Exercise =
Search the entries below. Return every line that has "orientation" in it.

# start of Data to use

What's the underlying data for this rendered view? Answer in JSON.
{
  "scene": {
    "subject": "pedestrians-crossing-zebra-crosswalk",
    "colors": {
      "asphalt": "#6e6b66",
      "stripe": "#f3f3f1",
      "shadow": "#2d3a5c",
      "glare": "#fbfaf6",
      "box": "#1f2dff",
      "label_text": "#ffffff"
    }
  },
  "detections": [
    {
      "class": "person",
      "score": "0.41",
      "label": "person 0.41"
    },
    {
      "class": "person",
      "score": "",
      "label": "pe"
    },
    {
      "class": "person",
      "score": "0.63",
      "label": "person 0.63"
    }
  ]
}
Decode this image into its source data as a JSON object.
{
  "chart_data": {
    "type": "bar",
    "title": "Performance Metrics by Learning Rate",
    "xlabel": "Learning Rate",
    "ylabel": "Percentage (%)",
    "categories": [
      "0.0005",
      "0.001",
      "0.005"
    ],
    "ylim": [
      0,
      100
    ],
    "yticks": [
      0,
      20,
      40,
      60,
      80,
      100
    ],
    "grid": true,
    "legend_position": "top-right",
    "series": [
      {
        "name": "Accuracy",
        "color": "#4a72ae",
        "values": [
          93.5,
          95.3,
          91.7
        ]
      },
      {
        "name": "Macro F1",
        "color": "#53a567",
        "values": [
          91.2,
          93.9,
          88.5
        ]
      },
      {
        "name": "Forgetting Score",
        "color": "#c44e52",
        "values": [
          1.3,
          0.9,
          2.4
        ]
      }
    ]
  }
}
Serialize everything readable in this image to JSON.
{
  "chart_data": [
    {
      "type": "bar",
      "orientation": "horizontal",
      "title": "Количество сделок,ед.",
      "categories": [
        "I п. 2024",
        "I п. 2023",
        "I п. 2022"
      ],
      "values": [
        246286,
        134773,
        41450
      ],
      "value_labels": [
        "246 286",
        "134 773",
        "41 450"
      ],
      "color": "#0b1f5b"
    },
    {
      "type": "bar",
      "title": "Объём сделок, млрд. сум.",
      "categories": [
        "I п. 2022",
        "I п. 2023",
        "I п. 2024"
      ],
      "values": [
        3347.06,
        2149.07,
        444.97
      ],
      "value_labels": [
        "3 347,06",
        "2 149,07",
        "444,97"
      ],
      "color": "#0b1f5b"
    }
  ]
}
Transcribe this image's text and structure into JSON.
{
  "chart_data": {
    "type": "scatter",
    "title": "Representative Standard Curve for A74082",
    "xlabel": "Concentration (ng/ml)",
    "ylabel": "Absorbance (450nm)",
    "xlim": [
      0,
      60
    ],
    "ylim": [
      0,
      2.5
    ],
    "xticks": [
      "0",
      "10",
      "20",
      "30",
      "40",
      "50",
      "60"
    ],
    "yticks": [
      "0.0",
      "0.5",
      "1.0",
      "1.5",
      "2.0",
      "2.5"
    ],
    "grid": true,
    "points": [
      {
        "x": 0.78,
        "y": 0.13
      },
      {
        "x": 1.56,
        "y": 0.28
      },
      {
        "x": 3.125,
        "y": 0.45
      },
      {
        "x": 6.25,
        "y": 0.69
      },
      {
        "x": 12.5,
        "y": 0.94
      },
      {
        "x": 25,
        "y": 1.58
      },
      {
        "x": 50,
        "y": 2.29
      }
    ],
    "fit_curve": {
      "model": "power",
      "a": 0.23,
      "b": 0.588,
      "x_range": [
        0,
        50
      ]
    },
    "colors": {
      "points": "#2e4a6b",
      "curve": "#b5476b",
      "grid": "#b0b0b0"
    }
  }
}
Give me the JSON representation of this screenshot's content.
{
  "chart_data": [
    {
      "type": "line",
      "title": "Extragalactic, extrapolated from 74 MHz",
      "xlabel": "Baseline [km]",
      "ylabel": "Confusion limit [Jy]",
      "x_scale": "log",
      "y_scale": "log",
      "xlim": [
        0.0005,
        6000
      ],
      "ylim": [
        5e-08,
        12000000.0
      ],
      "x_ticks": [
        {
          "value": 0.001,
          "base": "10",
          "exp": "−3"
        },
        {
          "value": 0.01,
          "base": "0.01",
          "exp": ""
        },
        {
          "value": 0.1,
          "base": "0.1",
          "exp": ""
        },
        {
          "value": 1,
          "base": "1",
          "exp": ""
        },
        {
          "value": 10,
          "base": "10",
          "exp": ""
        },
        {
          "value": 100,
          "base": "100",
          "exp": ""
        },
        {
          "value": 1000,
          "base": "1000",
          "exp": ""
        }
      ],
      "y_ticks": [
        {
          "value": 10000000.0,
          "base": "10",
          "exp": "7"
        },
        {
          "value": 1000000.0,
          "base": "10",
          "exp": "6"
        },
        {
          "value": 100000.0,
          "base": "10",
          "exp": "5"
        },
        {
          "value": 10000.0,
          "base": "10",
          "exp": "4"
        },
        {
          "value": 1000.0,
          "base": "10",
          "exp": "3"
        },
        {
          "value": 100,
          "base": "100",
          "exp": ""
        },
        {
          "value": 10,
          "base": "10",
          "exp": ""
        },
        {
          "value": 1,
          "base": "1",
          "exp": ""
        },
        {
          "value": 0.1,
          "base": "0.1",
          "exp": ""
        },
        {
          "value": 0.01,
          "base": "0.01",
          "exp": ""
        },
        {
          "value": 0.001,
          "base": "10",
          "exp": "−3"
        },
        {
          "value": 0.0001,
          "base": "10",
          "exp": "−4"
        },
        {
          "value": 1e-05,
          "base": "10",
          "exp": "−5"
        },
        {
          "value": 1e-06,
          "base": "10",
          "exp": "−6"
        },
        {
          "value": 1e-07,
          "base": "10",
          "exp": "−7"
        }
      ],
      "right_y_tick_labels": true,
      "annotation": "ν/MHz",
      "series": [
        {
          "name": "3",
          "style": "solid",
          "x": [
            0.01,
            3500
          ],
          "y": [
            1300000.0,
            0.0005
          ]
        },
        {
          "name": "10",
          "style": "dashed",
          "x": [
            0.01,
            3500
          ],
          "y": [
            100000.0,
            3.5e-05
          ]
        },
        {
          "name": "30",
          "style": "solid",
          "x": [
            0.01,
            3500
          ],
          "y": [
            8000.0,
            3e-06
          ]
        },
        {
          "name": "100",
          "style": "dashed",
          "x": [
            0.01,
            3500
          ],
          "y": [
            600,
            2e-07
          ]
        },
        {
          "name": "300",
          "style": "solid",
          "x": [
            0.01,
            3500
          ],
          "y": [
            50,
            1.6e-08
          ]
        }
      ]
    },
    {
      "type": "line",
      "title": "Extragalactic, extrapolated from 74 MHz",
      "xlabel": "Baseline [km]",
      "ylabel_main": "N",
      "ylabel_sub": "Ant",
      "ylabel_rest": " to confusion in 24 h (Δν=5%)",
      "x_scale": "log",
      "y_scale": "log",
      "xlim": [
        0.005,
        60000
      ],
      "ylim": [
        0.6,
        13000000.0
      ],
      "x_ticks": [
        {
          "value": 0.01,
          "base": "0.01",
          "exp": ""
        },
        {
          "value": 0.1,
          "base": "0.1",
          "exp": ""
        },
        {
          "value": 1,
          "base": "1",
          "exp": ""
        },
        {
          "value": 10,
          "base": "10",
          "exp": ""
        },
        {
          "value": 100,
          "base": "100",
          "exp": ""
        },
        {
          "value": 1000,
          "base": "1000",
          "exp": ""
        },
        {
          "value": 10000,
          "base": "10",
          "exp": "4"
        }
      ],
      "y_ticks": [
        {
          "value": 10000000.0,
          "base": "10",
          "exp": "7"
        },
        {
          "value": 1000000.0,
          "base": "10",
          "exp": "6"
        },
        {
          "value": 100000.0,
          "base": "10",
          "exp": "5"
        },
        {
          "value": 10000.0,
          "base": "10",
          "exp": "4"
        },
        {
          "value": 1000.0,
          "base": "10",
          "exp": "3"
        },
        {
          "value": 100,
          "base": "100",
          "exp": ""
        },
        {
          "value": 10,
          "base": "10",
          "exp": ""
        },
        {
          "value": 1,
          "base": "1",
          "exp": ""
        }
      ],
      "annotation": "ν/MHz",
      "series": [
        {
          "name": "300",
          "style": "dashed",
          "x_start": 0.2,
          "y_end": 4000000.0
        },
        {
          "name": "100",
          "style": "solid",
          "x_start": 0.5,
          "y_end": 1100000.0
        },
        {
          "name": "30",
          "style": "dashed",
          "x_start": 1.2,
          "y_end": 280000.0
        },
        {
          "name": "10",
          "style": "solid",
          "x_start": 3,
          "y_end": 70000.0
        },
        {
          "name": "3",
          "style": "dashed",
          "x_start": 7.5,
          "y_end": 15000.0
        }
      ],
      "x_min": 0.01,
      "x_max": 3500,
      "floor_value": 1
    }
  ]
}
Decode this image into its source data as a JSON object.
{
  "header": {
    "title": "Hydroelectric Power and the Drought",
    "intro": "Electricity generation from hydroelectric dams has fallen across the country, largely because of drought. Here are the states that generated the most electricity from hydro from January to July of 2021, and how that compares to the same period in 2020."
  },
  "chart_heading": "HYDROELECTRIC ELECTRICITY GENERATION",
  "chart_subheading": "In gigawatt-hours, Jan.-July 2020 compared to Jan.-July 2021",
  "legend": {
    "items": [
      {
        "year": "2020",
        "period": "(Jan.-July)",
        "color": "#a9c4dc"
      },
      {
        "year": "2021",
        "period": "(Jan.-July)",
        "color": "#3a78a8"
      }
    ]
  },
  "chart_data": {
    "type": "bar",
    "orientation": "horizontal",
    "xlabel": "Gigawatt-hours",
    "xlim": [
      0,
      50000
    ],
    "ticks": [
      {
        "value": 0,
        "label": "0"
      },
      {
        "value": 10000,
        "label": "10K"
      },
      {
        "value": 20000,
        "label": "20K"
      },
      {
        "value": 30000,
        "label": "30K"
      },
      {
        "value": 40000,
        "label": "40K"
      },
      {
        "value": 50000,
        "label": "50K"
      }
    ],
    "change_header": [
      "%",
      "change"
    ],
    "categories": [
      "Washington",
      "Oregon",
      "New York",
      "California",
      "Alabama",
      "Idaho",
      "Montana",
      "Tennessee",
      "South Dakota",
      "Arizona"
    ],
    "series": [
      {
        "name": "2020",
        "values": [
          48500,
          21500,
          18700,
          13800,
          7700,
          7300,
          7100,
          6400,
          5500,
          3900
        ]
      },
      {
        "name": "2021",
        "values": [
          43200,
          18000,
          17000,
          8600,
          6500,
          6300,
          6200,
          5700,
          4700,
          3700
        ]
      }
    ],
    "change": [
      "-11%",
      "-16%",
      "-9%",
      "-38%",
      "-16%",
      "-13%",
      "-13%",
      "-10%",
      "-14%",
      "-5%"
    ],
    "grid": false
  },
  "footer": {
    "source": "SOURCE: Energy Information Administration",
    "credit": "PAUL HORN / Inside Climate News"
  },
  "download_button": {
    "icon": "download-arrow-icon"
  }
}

# end of Data to use

Written response =
      "orientation": "horizontal",
    "orientation": "horizontal",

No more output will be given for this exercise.